» DESCRIPTION OF THE TASK:
Rewrite the lines from the one with "Where are 53" up to and including the one with "volume-icon [136,260,156,280]", replacing "dropdown-arrow-icon" with "chevron-icon" and leaving everything else unchanged.

» TASK INPUT:
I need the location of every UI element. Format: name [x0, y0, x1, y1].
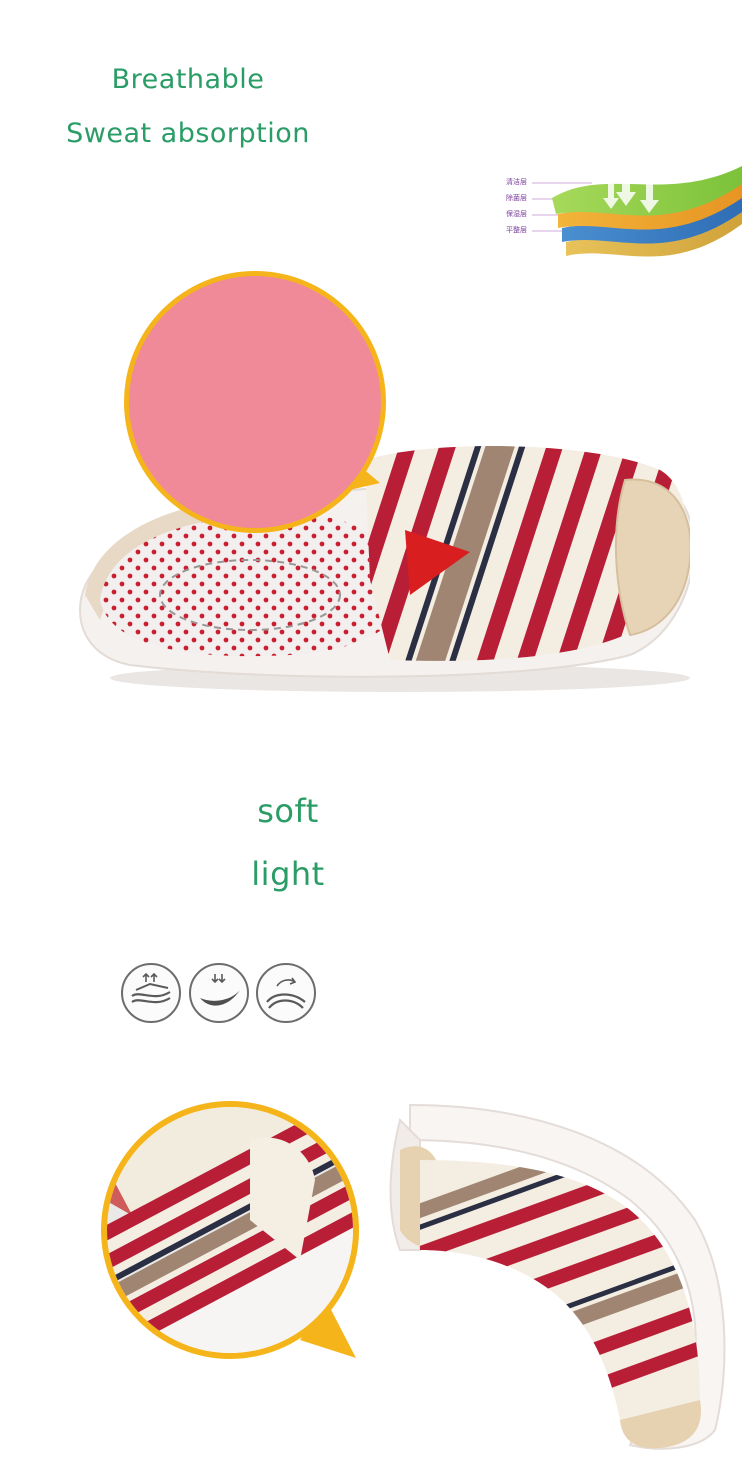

---

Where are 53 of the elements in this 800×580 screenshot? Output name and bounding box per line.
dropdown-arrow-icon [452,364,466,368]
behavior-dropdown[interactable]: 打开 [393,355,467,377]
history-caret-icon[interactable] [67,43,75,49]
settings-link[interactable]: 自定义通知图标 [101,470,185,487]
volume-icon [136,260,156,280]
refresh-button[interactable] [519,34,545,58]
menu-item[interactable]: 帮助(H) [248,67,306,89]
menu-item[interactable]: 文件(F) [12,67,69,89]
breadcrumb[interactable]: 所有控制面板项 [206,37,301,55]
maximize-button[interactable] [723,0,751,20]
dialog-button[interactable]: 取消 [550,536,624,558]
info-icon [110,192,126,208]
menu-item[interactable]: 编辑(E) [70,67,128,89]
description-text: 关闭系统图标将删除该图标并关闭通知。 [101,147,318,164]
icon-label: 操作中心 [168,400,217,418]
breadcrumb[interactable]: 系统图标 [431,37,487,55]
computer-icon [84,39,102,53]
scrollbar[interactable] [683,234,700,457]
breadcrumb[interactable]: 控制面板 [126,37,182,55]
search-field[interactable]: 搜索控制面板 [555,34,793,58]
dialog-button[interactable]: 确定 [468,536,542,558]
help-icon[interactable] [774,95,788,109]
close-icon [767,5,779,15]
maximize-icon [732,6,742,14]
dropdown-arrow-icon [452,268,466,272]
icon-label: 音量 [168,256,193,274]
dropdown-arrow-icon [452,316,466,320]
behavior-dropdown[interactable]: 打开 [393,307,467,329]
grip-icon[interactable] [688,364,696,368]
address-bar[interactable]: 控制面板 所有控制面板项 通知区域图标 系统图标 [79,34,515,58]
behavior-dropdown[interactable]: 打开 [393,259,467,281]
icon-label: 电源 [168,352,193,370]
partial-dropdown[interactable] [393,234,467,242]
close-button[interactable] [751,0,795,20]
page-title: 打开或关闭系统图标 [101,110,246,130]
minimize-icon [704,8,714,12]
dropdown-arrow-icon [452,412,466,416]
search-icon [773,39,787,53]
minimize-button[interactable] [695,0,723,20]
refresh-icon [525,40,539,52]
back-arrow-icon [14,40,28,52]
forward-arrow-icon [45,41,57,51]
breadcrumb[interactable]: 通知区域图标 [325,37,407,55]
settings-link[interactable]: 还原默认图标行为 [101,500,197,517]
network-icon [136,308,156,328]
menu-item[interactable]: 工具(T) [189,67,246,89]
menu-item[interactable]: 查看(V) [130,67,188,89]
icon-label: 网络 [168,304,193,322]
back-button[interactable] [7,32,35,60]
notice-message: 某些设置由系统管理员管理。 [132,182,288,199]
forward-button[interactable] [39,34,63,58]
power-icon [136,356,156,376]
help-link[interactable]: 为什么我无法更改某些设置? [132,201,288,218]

» THE RESPONSE:
Where are 53 of the elements in this 800×580 screenshot? Output name and bounding box per line.
chevron-icon [452,364,466,368]
behavior-dropdown[interactable]: 打开 [393,355,467,377]
history-caret-icon[interactable] [67,43,75,49]
settings-link[interactable]: 自定义通知图标 [101,470,185,487]
volume-icon [136,260,156,280]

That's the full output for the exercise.